**WORK REQUIRED:**
Copy out every line containing the word "Sulfate".

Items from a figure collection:
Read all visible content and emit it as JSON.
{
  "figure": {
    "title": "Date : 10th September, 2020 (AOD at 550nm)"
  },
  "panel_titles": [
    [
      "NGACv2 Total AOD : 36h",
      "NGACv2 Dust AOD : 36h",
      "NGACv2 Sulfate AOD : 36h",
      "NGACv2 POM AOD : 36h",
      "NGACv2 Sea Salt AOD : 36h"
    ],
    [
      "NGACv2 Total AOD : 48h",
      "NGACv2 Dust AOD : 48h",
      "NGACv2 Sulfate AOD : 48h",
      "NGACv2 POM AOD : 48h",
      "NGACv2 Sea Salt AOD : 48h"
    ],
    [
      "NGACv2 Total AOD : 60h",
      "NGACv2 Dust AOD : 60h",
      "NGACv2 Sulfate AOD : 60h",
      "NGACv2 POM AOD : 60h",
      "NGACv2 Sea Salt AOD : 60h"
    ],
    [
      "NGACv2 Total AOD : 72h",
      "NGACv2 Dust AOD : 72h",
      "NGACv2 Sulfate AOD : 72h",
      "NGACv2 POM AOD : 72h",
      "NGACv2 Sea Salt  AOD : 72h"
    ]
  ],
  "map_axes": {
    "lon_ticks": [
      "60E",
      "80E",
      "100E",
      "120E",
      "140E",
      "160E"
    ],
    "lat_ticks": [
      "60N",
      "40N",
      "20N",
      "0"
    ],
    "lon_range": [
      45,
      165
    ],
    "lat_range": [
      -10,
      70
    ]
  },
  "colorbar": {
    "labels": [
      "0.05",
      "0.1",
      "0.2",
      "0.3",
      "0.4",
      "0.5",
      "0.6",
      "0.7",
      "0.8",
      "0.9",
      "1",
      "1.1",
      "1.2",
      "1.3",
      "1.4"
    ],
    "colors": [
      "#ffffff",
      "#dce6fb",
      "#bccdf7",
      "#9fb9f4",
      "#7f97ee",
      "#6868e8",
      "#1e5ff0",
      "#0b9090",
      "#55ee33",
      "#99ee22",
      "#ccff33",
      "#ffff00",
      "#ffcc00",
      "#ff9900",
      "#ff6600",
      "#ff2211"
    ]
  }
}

**SOLUTION:**
      "NGACv2 Sulfate AOD : 36h",
      "NGACv2 Sulfate AOD : 48h",
      "NGACv2 Sulfate AOD : 60h",
      "NGACv2 Sulfate AOD : 72h",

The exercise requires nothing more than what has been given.